- [Aim]: Write out all of the entries that follow, word for word, but skip the pictures.

Records:
━━━━━━━━

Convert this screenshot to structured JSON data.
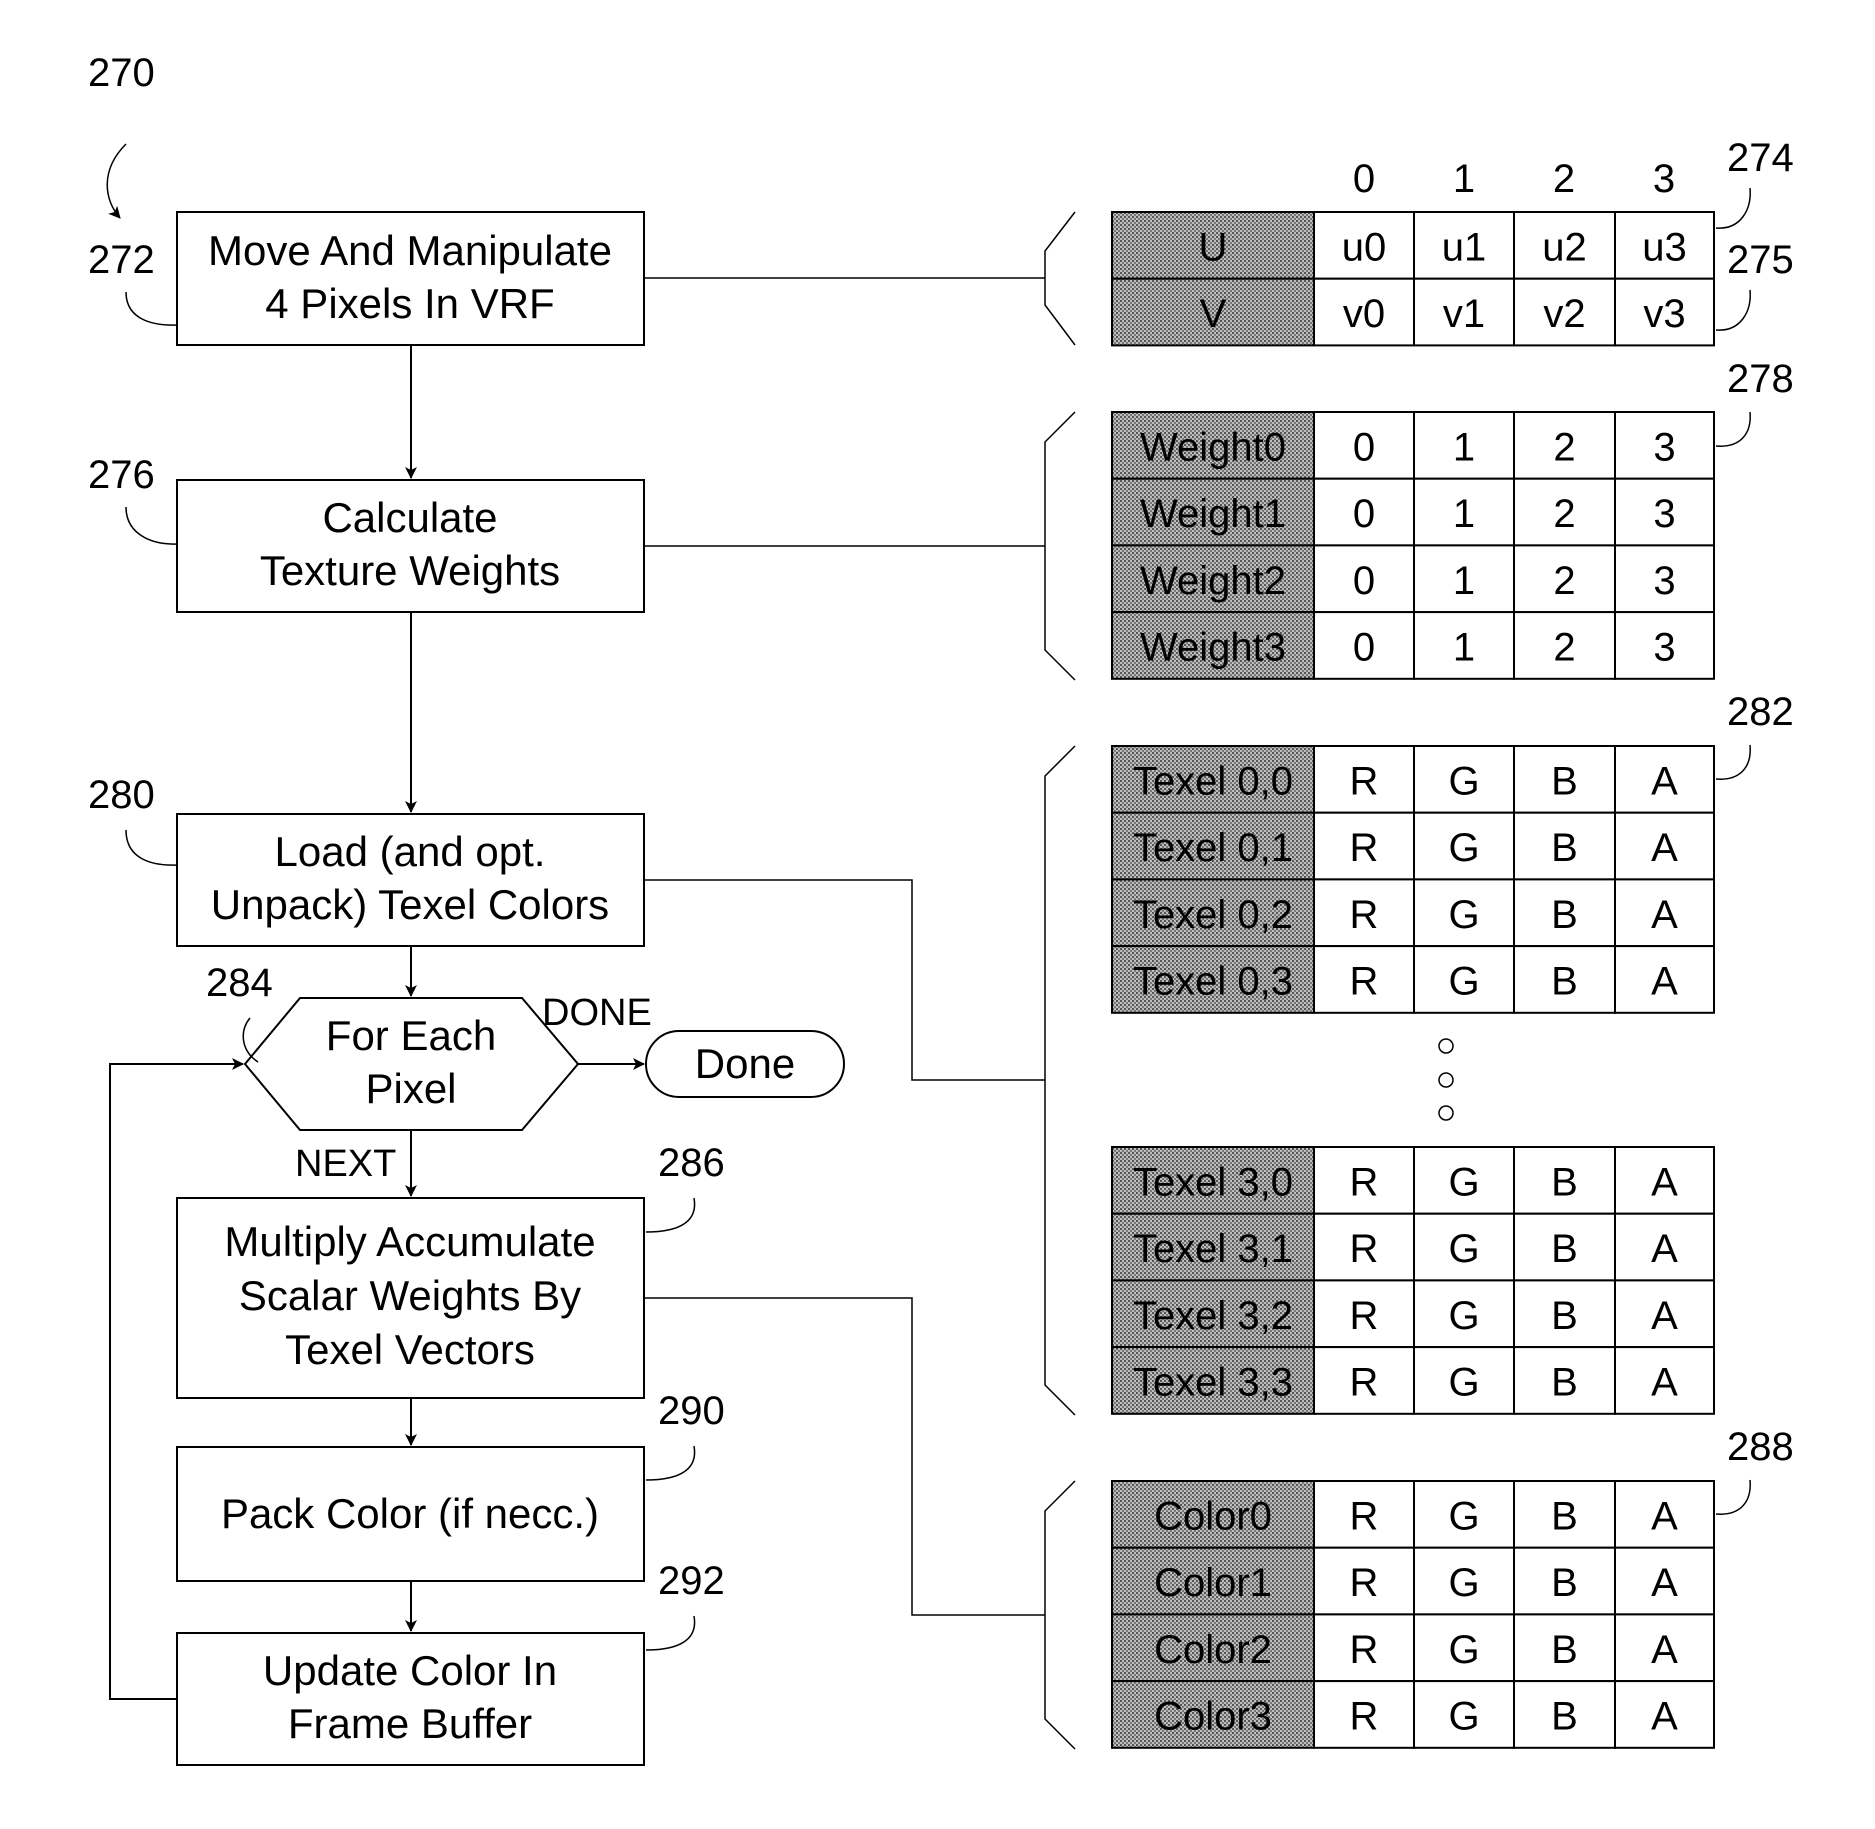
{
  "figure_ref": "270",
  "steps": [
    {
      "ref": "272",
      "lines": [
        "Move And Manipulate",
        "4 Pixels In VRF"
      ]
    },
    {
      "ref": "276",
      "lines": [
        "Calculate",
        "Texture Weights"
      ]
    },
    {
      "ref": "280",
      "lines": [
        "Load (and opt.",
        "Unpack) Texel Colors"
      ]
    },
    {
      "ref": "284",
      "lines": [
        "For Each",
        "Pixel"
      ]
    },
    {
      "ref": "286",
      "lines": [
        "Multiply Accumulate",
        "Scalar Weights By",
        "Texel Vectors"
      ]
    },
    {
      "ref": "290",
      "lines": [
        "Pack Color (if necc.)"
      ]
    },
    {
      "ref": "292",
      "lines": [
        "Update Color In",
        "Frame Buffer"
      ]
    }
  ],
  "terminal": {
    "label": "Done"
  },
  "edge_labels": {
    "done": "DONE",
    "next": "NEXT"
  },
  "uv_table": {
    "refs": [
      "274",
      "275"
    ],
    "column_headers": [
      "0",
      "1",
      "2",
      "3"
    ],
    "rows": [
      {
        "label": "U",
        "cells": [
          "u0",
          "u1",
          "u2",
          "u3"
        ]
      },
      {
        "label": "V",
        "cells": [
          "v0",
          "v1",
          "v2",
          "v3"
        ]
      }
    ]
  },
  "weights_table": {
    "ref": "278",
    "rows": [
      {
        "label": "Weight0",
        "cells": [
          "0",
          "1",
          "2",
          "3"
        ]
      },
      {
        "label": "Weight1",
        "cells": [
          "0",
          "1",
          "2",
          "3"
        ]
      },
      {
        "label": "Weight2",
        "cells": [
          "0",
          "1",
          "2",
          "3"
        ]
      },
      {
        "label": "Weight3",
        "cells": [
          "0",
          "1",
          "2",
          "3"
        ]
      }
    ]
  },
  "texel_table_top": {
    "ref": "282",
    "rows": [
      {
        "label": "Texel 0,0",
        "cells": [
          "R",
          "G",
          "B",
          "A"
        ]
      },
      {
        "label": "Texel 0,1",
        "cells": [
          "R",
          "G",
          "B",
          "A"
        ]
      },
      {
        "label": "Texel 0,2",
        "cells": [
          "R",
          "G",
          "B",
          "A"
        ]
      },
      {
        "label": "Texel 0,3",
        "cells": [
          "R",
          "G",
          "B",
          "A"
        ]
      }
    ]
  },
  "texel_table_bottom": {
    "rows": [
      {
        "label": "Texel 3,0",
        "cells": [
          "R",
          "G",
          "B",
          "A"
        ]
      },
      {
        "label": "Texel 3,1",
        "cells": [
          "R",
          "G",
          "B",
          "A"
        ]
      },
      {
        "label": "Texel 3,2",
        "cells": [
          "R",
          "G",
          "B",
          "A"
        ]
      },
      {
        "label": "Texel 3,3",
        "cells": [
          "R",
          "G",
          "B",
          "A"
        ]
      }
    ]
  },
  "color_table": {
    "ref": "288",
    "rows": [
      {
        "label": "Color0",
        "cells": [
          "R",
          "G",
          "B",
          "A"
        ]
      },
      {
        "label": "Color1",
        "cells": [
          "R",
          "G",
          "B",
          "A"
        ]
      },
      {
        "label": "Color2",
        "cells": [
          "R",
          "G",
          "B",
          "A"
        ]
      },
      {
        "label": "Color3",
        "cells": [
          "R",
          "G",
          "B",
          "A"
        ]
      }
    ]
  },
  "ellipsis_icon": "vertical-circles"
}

━━━━━━━━

- [Exercise result]:
Convert this screenshot to structured JSON data.
{
  "figure_ref": "270",
  "steps": [
    {
      "ref": "272",
      "lines": [
        "Move And Manipulate",
        "4 Pixels In VRF"
      ]
    },
    {
      "ref": "276",
      "lines": [
        "Calculate",
        "Texture Weights"
      ]
    },
    {
      "ref": "280",
      "lines": [
        "Load (and opt.",
        "Unpack) Texel Colors"
      ]
    },
    {
      "ref": "284",
      "lines": [
        "For Each",
        "Pixel"
      ]
    },
    {
      "ref": "286",
      "lines": [
        "Multiply Accumulate",
        "Scalar Weights By",
        "Texel Vectors"
      ]
    },
    {
      "ref": "290",
      "lines": [
        "Pack Color (if necc.)"
      ]
    },
    {
      "ref": "292",
      "lines": [
        "Update Color In",
        "Frame Buffer"
      ]
    }
  ],
  "terminal": {
    "label": "Done"
  },
  "edge_labels": {
    "done": "DONE",
    "next": "NEXT"
  },
  "uv_table": {
    "refs": [
      "274",
      "275"
    ],
    "column_headers": [
      "0",
      "1",
      "2",
      "3"
    ],
    "rows": [
      {
        "label": "U",
        "cells": [
          "u0",
          "u1",
          "u2",
          "u3"
        ]
      },
      {
        "label": "V",
        "cells": [
          "v0",
          "v1",
          "v2",
          "v3"
        ]
      }
    ]
  },
  "weights_table": {
    "ref": "278",
    "rows": [
      {
        "label": "Weight0",
        "cells": [
          "0",
          "1",
          "2",
          "3"
        ]
      },
      {
        "label": "Weight1",
        "cells": [
          "0",
          "1",
          "2",
          "3"
        ]
      },
      {
        "label": "Weight2",
        "cells": [
          "0",
          "1",
          "2",
          "3"
        ]
      },
      {
        "label": "Weight3",
        "cells": [
          "0",
          "1",
          "2",
          "3"
        ]
      }
    ]
  },
  "texel_table_top": {
    "ref": "282",
    "rows": [
      {
        "label": "Texel 0,0",
        "cells": [
          "R",
          "G",
          "B",
          "A"
        ]
      },
      {
        "label": "Texel 0,1",
        "cells": [
          "R",
          "G",
          "B",
          "A"
        ]
      },
      {
        "label": "Texel 0,2",
        "cells": [
          "R",
          "G",
          "B",
          "A"
        ]
      },
      {
        "label": "Texel 0,3",
        "cells": [
          "R",
          "G",
          "B",
          "A"
        ]
      }
    ]
  },
  "texel_table_bottom": {
    "rows": [
      {
        "label": "Texel 3,0",
        "cells": [
          "R",
          "G",
          "B",
          "A"
        ]
      },
      {
        "label": "Texel 3,1",
        "cells": [
          "R",
          "G",
          "B",
          "A"
        ]
      },
      {
        "label": "Texel 3,2",
        "cells": [
          "R",
          "G",
          "B",
          "A"
        ]
      },
      {
        "label": "Texel 3,3",
        "cells": [
          "R",
          "G",
          "B",
          "A"
        ]
      }
    ]
  },
  "color_table": {
    "ref": "288",
    "rows": [
      {
        "label": "Color0",
        "cells": [
          "R",
          "G",
          "B",
          "A"
        ]
      },
      {
        "label": "Color1",
        "cells": [
          "R",
          "G",
          "B",
          "A"
        ]
      },
      {
        "label": "Color2",
        "cells": [
          "R",
          "G",
          "B",
          "A"
        ]
      },
      {
        "label": "Color3",
        "cells": [
          "R",
          "G",
          "B",
          "A"
        ]
      }
    ]
  },
  "ellipsis_icon": "vertical-circles"
}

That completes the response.